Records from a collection
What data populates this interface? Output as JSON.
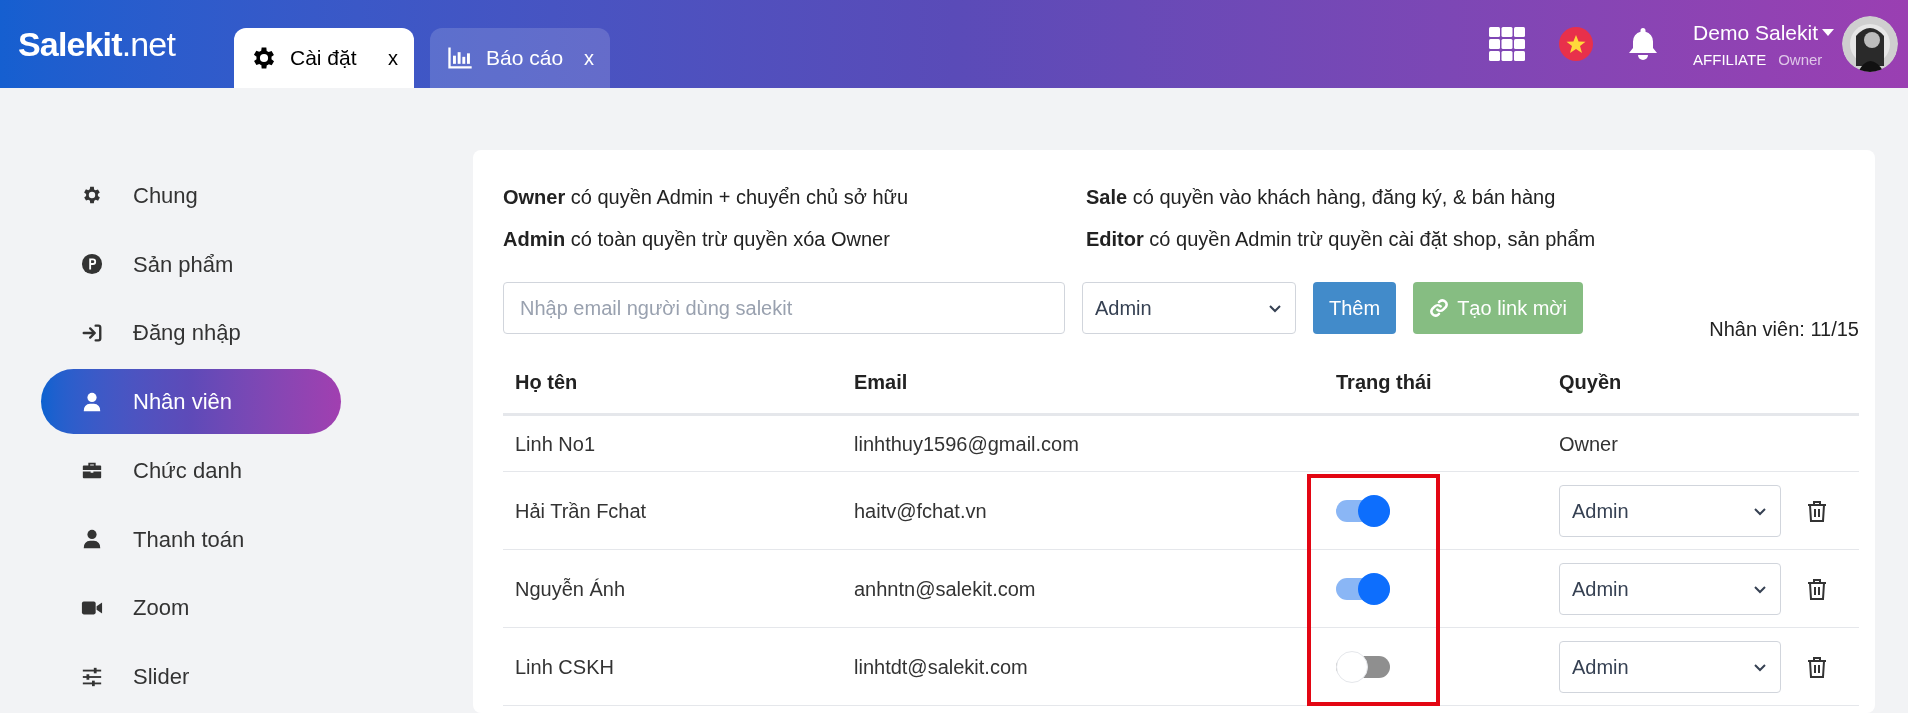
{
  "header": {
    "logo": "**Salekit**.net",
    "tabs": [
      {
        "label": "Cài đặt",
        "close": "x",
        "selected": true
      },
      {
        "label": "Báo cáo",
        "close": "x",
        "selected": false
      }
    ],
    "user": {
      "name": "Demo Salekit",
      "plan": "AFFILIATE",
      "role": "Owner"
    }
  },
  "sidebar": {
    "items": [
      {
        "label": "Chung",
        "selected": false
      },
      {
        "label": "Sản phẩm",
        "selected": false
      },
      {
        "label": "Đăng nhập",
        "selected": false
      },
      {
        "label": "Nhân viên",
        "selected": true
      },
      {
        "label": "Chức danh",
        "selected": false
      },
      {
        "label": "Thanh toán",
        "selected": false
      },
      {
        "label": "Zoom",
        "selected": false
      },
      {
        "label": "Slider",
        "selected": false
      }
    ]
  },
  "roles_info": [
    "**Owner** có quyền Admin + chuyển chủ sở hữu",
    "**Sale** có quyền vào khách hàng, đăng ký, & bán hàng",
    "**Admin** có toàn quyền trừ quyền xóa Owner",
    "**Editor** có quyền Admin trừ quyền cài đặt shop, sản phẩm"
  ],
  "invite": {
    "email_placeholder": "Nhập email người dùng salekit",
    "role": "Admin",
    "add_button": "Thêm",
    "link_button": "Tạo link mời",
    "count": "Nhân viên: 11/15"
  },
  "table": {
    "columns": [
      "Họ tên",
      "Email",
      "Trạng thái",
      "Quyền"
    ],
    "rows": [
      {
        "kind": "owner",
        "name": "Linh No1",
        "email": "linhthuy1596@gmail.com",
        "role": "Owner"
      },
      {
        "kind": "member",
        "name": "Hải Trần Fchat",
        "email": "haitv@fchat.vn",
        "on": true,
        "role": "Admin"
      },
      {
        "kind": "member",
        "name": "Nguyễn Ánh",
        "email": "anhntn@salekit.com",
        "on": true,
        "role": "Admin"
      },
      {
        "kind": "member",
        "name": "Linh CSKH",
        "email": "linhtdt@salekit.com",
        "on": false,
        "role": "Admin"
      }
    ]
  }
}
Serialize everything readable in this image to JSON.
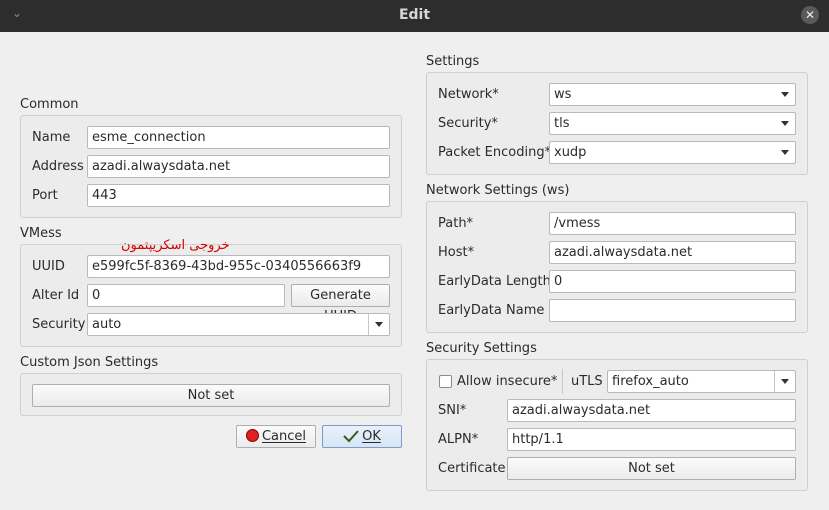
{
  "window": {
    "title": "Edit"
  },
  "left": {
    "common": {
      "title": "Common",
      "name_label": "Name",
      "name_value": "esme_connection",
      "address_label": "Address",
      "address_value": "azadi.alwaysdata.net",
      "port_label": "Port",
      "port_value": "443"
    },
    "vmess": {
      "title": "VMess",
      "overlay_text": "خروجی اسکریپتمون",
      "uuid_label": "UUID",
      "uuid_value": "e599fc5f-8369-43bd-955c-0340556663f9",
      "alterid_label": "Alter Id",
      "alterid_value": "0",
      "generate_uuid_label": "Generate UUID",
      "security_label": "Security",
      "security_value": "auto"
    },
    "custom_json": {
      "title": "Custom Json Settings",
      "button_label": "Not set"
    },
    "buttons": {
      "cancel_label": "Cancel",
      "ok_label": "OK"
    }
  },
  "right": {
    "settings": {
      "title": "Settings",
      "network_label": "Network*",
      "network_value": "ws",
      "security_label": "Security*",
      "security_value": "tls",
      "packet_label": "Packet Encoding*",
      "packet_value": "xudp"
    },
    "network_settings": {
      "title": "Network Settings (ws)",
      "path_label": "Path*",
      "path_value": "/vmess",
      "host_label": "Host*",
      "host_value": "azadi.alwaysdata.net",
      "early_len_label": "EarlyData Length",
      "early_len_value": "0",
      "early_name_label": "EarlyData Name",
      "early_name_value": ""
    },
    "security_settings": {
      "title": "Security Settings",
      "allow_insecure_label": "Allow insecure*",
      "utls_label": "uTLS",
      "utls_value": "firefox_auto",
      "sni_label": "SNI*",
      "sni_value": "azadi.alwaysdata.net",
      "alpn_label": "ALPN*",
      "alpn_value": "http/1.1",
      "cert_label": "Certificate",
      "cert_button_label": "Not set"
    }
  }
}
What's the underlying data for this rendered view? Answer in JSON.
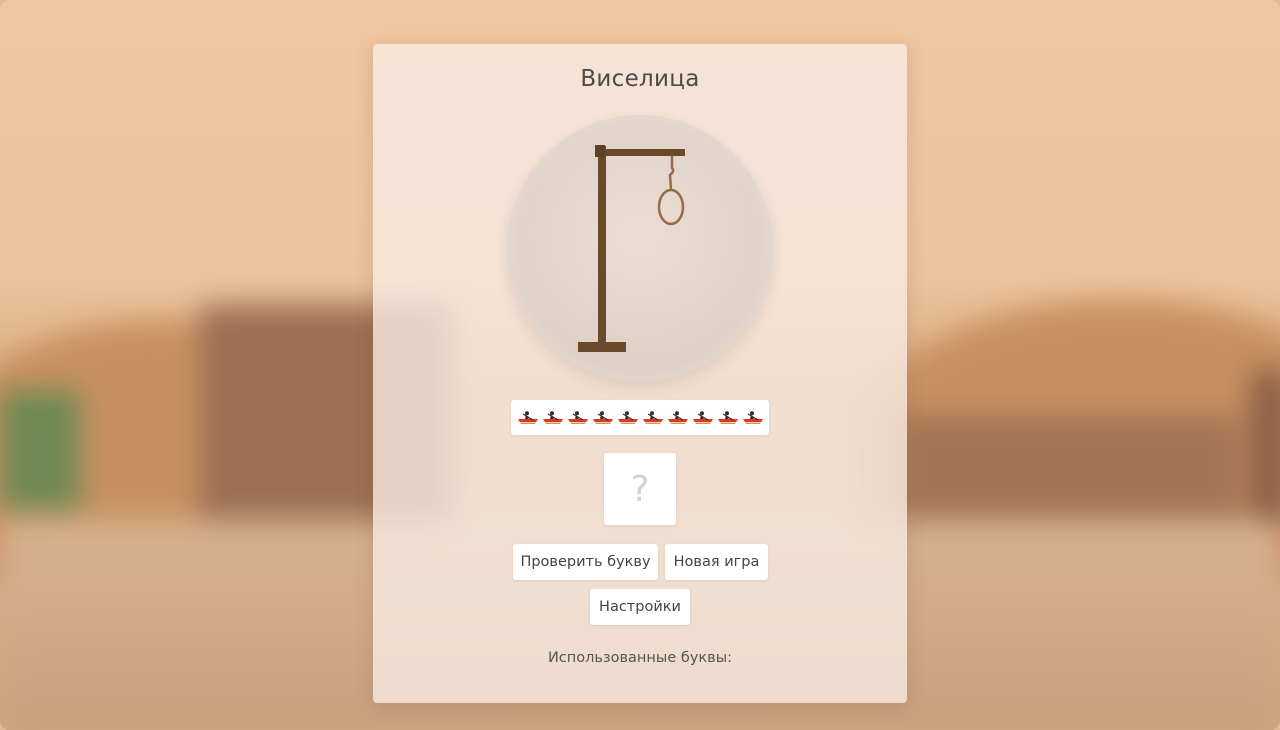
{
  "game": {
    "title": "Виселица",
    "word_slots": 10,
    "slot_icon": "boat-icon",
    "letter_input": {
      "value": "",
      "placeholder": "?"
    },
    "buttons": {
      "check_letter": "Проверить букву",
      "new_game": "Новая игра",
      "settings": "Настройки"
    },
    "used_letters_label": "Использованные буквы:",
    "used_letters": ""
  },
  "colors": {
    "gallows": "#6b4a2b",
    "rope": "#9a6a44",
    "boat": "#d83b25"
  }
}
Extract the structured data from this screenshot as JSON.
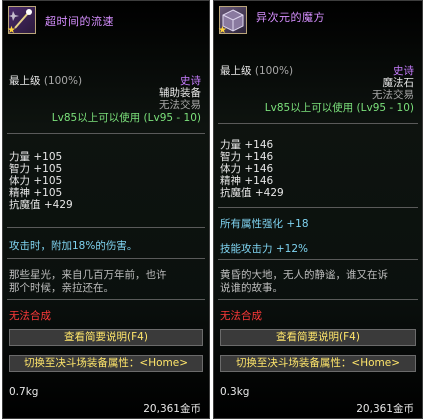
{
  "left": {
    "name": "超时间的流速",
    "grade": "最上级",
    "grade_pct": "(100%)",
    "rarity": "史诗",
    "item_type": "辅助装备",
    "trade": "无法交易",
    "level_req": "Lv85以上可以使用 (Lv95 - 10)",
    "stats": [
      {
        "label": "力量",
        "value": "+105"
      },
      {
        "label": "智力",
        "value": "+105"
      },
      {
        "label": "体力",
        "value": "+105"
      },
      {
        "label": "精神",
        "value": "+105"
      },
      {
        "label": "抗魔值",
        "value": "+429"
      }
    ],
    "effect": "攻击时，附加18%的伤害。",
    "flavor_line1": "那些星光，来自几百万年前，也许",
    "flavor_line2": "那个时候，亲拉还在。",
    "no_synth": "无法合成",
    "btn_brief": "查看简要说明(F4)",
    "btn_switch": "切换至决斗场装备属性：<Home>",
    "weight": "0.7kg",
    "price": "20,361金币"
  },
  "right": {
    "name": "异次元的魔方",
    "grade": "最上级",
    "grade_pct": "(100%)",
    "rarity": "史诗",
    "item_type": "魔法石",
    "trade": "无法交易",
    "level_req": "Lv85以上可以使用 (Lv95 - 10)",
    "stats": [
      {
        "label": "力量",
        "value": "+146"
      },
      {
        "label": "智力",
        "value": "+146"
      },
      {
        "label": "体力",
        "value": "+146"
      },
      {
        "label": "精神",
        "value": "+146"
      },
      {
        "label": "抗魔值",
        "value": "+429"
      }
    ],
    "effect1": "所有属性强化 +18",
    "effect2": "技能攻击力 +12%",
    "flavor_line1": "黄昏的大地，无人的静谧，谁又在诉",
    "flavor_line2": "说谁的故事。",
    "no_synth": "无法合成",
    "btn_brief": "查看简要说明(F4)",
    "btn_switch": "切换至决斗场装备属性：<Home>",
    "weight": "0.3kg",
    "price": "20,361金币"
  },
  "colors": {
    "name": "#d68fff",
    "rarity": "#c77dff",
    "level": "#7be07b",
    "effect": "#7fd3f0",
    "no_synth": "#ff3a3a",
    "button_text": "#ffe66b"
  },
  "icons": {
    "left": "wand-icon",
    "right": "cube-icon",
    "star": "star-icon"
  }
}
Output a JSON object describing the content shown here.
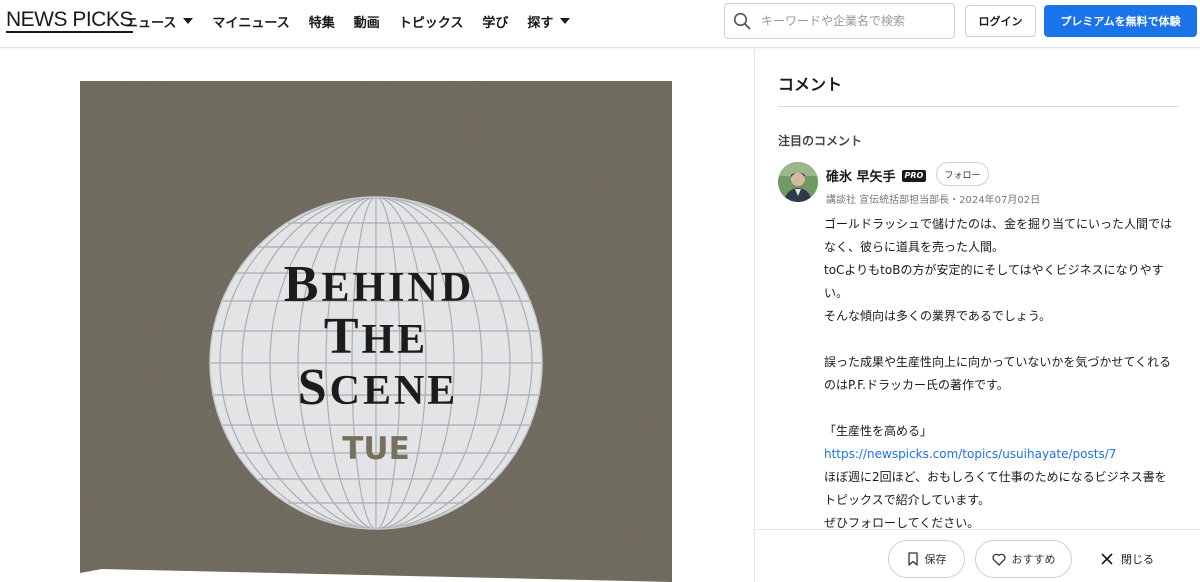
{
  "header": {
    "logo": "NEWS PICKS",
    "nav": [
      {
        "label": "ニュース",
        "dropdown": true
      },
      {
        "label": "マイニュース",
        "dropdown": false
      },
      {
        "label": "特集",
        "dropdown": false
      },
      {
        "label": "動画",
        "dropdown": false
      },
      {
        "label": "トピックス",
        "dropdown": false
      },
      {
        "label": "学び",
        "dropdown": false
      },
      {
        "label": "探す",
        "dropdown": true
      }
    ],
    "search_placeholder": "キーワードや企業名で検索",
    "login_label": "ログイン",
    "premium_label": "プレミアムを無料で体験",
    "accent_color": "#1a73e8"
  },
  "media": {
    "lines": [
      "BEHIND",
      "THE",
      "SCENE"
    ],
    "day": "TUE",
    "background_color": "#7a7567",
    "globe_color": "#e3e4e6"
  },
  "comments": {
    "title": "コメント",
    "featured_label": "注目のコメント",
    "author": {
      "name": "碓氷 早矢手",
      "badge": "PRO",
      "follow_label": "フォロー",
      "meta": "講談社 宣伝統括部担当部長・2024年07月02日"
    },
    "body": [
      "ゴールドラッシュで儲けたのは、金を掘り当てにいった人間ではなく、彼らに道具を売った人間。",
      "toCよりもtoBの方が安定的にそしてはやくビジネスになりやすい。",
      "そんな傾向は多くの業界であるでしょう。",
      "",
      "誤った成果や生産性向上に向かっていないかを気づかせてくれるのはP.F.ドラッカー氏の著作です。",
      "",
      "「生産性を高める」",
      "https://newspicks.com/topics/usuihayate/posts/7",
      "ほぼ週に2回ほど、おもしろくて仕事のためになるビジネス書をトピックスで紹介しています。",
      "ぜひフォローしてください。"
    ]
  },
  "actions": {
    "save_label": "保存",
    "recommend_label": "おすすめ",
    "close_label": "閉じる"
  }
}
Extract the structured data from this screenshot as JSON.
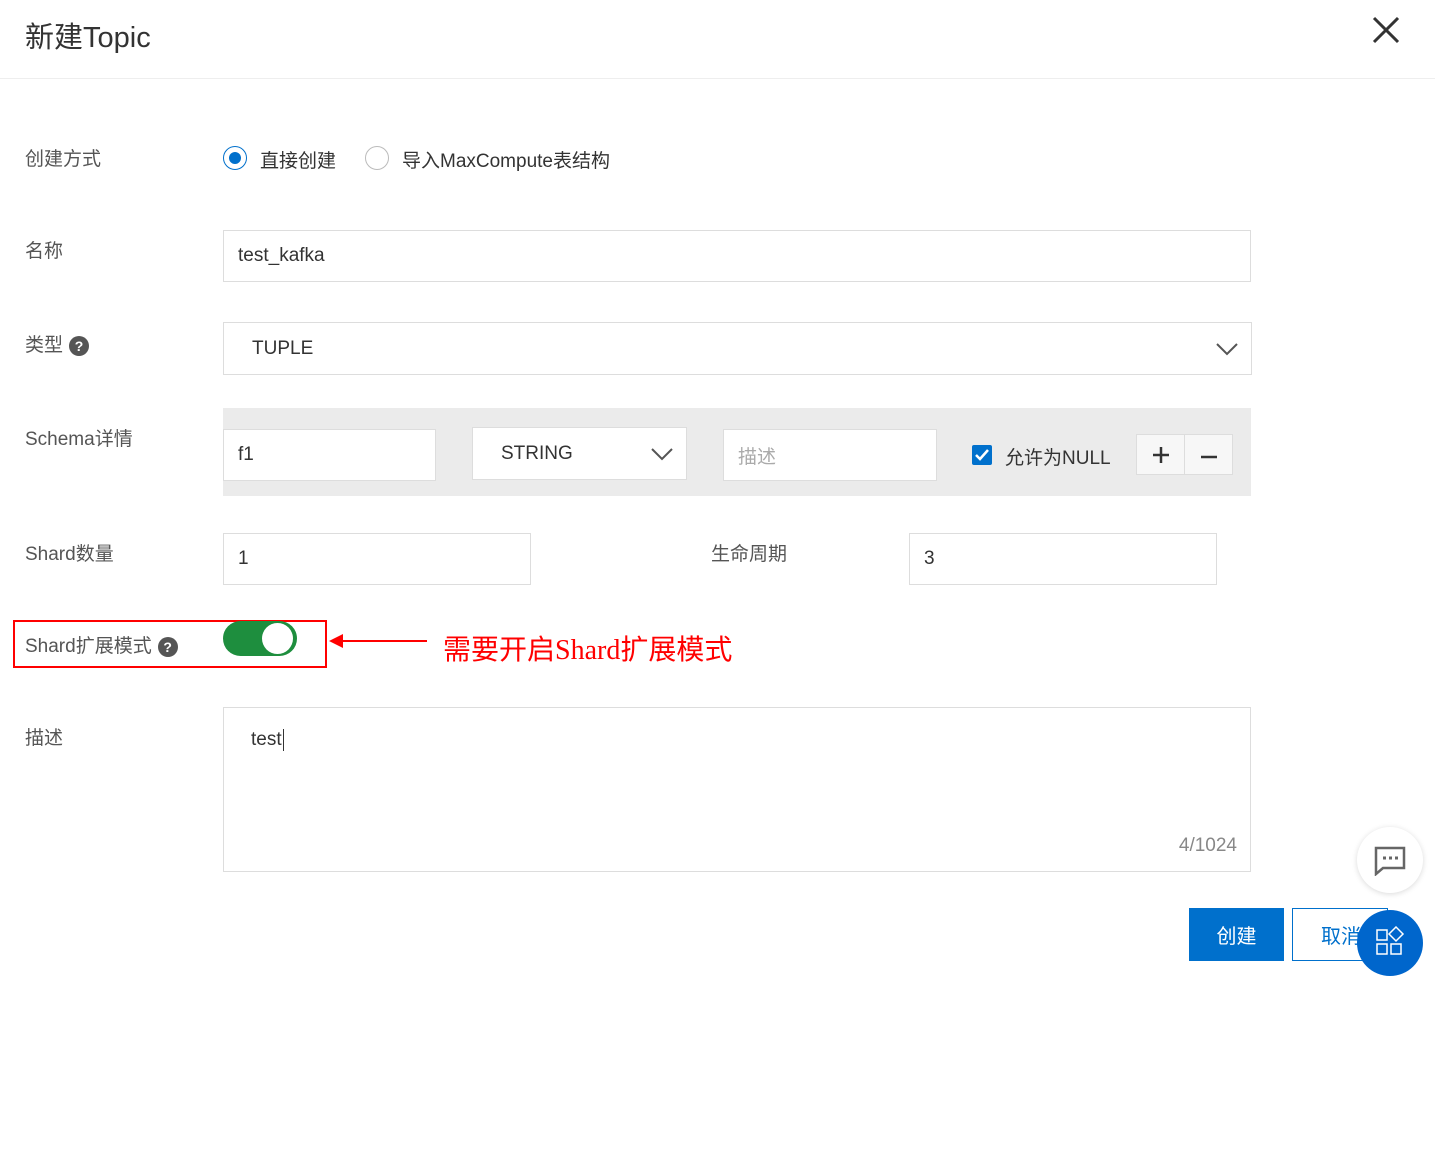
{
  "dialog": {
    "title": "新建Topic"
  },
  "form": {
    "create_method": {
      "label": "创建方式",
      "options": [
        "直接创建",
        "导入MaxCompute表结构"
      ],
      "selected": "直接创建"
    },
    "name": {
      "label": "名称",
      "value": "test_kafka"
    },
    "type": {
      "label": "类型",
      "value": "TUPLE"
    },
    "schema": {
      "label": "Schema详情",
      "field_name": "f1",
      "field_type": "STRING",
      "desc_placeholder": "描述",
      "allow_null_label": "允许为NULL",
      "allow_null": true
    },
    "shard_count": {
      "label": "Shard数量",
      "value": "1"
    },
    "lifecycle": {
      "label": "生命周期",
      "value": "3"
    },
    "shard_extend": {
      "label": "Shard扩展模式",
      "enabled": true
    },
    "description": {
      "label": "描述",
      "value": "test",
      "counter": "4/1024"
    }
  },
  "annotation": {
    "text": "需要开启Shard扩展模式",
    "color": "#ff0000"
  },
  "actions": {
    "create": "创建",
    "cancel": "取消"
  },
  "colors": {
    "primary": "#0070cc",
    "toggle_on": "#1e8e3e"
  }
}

Direction: Go through the data above and find the lines with the word "title". Copy each of those lines.

Task response:
    "title": "Edit"
      "title": "Common",
      "title": "VMess",
      "title": "Custom Json Settings",
      "title": "Settings",
      "title": "Network Settings (ws)",
      "title": "Security Settings",
    "title": "Виселица",
    "title": "コメント",
    "title": "新建Topic"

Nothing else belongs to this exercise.